Work required:
List each line of the data in which the string "Decode" appears.

Data extracted from a collection:

-*-

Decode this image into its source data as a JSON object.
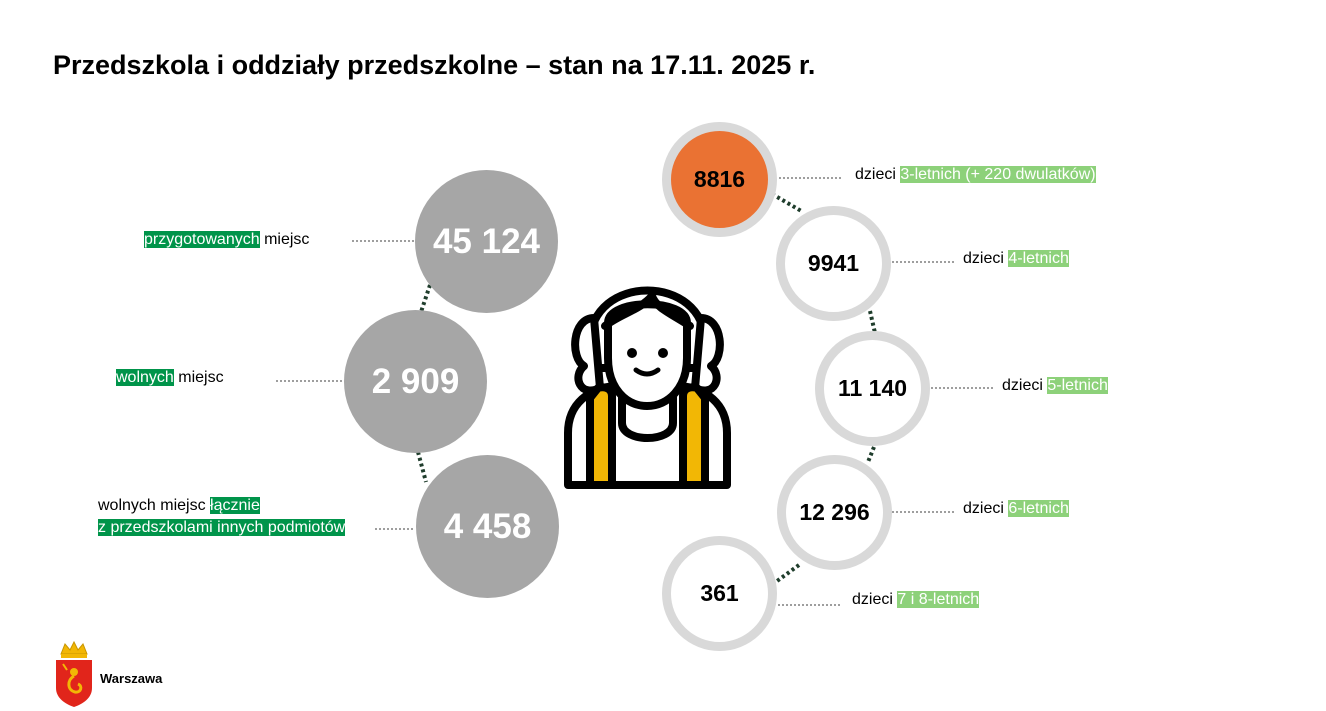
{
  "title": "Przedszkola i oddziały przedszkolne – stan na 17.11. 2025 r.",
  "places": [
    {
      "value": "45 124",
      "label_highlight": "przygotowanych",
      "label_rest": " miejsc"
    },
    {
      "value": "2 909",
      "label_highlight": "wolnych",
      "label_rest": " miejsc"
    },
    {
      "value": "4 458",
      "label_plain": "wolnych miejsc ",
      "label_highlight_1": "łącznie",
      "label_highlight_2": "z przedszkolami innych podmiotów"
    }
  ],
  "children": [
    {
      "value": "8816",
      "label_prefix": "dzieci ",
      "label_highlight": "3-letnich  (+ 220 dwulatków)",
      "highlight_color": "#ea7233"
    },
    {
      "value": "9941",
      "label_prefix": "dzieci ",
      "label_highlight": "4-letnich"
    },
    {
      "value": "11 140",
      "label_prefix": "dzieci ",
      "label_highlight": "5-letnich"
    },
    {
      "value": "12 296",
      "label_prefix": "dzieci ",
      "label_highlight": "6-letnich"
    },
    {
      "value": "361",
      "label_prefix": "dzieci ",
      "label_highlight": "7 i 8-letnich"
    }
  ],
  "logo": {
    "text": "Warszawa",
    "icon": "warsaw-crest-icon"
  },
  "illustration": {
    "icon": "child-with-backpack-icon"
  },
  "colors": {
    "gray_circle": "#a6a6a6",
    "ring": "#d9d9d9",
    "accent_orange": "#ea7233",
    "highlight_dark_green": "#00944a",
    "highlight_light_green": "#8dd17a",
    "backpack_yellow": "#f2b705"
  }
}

-*-

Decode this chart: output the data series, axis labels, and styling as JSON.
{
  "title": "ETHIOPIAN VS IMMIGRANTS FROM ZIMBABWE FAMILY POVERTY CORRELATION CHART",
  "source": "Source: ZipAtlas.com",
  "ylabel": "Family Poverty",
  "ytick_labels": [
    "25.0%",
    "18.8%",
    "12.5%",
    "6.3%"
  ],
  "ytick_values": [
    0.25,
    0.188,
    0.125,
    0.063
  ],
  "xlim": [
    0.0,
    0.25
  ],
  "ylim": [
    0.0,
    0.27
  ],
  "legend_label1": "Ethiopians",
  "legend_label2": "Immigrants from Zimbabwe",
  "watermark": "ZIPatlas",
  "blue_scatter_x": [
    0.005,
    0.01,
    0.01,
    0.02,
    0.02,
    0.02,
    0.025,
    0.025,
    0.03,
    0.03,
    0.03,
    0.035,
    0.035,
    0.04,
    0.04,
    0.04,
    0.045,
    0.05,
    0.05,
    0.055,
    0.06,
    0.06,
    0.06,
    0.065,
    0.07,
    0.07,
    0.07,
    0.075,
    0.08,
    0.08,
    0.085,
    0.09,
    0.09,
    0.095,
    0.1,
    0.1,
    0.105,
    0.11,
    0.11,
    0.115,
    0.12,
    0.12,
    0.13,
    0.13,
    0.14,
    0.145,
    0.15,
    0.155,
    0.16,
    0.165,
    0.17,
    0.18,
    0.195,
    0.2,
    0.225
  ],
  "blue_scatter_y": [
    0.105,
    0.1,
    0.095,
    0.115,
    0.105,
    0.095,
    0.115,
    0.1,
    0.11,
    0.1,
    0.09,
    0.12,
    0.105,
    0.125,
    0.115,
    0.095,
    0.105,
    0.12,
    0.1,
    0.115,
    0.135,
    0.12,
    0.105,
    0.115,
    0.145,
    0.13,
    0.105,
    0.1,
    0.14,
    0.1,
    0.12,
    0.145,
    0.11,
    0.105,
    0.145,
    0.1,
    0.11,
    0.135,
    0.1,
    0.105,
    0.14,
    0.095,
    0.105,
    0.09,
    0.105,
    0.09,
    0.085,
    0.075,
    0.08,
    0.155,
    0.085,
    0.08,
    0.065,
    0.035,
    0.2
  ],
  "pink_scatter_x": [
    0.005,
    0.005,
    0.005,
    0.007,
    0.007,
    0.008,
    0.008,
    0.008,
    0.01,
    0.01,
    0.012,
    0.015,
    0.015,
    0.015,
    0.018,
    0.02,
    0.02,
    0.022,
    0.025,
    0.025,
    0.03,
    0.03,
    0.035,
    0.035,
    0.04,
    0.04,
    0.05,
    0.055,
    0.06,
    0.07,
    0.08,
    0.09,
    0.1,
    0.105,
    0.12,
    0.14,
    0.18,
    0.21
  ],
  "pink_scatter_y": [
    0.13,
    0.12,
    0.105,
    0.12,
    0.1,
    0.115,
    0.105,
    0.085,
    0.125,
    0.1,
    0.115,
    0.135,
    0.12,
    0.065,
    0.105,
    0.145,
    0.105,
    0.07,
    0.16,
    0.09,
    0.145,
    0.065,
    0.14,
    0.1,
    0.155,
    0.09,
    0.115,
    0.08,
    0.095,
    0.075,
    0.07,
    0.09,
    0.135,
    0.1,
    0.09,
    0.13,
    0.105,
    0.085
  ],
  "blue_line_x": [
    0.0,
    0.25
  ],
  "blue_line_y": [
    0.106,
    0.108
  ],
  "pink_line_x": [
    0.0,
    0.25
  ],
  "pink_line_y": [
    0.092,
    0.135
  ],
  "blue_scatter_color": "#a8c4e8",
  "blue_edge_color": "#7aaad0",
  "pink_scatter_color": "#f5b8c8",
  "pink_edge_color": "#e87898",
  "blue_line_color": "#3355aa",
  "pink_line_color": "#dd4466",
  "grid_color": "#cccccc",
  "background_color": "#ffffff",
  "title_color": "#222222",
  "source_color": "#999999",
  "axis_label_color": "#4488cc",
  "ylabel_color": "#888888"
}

-*-

The solution:
Decode this image into its source data as a JSON object.
Decode this chart: output the data series, axis labels, and styling as JSON.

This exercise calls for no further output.